[START OF RECORDS SHOWN]

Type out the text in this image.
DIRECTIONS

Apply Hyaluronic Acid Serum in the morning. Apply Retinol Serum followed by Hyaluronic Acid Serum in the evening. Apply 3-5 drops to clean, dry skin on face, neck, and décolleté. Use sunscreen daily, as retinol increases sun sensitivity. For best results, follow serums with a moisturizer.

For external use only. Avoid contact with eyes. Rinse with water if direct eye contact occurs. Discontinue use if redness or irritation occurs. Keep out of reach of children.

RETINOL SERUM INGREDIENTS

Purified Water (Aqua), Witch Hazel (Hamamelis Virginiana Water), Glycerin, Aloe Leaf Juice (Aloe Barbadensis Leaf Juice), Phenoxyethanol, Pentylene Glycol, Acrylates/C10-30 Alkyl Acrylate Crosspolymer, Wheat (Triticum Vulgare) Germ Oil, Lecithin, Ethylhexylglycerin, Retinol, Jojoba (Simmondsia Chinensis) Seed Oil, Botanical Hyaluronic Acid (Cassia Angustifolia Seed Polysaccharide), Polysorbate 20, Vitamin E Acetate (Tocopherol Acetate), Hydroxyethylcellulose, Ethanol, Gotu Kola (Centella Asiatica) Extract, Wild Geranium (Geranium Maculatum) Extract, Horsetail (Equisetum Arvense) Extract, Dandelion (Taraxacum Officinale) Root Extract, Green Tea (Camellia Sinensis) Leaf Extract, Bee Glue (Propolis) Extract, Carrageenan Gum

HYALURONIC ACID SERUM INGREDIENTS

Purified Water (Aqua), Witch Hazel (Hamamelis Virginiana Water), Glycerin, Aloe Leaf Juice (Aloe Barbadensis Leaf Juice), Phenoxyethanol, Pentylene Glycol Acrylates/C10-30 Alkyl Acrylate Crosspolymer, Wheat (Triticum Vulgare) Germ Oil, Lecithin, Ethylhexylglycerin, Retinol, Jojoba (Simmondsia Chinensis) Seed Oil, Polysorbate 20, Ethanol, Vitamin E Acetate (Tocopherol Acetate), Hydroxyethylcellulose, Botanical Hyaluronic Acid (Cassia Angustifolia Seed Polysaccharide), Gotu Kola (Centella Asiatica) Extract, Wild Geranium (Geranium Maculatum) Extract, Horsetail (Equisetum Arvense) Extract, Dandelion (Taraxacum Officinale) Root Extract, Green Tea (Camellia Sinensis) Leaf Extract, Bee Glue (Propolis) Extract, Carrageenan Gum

[END OF RECORDS SHOWN]

- THE PROBLEM -
Scan the records above, count the lines with "Cassia" in them, and give only the number.

- ANSWER TO THE EXERCISE -
2